▸ OBJECTIVE
Transcribe every line, keeping it exact.

Begin

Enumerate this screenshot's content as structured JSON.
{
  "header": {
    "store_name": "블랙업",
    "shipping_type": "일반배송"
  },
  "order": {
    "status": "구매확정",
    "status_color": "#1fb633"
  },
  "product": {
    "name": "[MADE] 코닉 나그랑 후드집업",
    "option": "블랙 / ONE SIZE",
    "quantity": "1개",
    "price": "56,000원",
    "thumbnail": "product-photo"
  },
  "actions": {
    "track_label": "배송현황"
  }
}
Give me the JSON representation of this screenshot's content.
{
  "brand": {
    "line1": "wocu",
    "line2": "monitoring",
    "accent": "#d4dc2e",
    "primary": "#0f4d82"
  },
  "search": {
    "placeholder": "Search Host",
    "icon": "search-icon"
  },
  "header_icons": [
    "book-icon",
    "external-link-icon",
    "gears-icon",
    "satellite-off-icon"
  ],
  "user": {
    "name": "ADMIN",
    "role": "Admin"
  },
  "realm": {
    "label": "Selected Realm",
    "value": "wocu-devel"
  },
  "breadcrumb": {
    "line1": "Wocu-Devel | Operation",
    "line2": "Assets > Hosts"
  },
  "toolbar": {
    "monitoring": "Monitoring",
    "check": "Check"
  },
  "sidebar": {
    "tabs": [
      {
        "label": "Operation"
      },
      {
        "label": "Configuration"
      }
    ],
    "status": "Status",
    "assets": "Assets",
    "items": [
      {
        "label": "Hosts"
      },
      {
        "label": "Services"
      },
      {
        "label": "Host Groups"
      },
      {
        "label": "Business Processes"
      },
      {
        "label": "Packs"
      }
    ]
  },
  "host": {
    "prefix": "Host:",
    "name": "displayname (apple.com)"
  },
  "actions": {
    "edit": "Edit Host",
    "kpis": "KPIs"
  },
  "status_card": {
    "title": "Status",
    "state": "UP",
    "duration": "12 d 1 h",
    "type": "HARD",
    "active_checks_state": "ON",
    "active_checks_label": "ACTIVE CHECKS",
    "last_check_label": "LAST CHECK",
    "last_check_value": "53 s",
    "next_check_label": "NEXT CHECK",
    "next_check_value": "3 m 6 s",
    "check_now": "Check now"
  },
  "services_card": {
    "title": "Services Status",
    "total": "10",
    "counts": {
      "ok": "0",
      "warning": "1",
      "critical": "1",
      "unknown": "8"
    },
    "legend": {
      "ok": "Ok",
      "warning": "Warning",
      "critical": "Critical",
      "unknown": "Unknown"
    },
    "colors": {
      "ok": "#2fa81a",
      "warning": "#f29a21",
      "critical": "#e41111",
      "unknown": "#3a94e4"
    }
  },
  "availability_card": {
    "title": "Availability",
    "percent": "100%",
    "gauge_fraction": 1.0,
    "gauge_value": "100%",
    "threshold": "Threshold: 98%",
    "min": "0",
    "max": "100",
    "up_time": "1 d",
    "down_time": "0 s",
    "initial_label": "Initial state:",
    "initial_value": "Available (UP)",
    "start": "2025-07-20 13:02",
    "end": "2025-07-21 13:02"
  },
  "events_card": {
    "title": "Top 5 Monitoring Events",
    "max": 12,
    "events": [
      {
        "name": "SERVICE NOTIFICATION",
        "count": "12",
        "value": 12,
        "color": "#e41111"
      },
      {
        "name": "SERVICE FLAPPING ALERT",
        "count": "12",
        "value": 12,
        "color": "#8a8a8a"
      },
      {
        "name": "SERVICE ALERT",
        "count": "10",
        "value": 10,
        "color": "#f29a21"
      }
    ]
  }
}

End

▸ FINISHED TASK
Enumerate this screenshot's content as structured JSON.
{
  "header": {
    "store_name": "블랙업",
    "shipping_type": "일반배송"
  },
  "order": {
    "status": "구매확정",
    "status_color": "#1fb633"
  },
  "product": {
    "name": "[MADE] 코닉 나그랑 후드집업",
    "option": "블랙 / ONE SIZE",
    "quantity": "1개",
    "price": "56,000원",
    "thumbnail": "product-photo"
  },
  "actions": {
    "track_label": "배송현황"
  }
}
Give me the JSON representation of this screenshot's content.
{
  "brand": {
    "line1": "wocu",
    "line2": "monitoring",
    "accent": "#d4dc2e",
    "primary": "#0f4d82"
  },
  "search": {
    "placeholder": "Search Host",
    "icon": "search-icon"
  },
  "header_icons": [
    "book-icon",
    "external-link-icon",
    "gears-icon",
    "satellite-off-icon"
  ],
  "user": {
    "name": "ADMIN",
    "role": "Admin"
  },
  "realm": {
    "label": "Selected Realm",
    "value": "wocu-devel"
  },
  "breadcrumb": {
    "line1": "Wocu-Devel | Operation",
    "line2": "Assets > Hosts"
  },
  "toolbar": {
    "monitoring": "Monitoring",
    "check": "Check"
  },
  "sidebar": {
    "tabs": [
      {
        "label": "Operation"
      },
      {
        "label": "Configuration"
      }
    ],
    "status": "Status",
    "assets": "Assets",
    "items": [
      {
        "label": "Hosts"
      },
      {
        "label": "Services"
      },
      {
        "label": "Host Groups"
      },
      {
        "label": "Business Processes"
      },
      {
        "label": "Packs"
      }
    ]
  },
  "host": {
    "prefix": "Host:",
    "name": "displayname (apple.com)"
  },
  "actions": {
    "edit": "Edit Host",
    "kpis": "KPIs"
  },
  "status_card": {
    "title": "Status",
    "state": "UP",
    "duration": "12 d 1 h",
    "type": "HARD",
    "active_checks_state": "ON",
    "active_checks_label": "ACTIVE CHECKS",
    "last_check_label": "LAST CHECK",
    "last_check_value": "53 s",
    "next_check_label": "NEXT CHECK",
    "next_check_value": "3 m 6 s",
    "check_now": "Check now"
  },
  "services_card": {
    "title": "Services Status",
    "total": "10",
    "counts": {
      "ok": "0",
      "warning": "1",
      "critical": "1",
      "unknown": "8"
    },
    "legend": {
      "ok": "Ok",
      "warning": "Warning",
      "critical": "Critical",
      "unknown": "Unknown"
    },
    "colors": {
      "ok": "#2fa81a",
      "warning": "#f29a21",
      "critical": "#e41111",
      "unknown": "#3a94e4"
    }
  },
  "availability_card": {
    "title": "Availability",
    "percent": "100%",
    "gauge_fraction": 1.0,
    "gauge_value": "100%",
    "threshold": "Threshold: 98%",
    "min": "0",
    "max": "100",
    "up_time": "1 d",
    "down_time": "0 s",
    "initial_label": "Initial state:",
    "initial_value": "Available (UP)",
    "start": "2025-07-20 13:02",
    "end": "2025-07-21 13:02"
  },
  "events_card": {
    "title": "Top 5 Monitoring Events",
    "max": 12,
    "events": [
      {
        "name": "SERVICE NOTIFICATION",
        "count": "12",
        "value": 12,
        "color": "#e41111"
      },
      {
        "name": "SERVICE FLAPPING ALERT",
        "count": "12",
        "value": 12,
        "color": "#8a8a8a"
      },
      {
        "name": "SERVICE ALERT",
        "count": "10",
        "value": 10,
        "color": "#f29a21"
      }
    ]
  }
}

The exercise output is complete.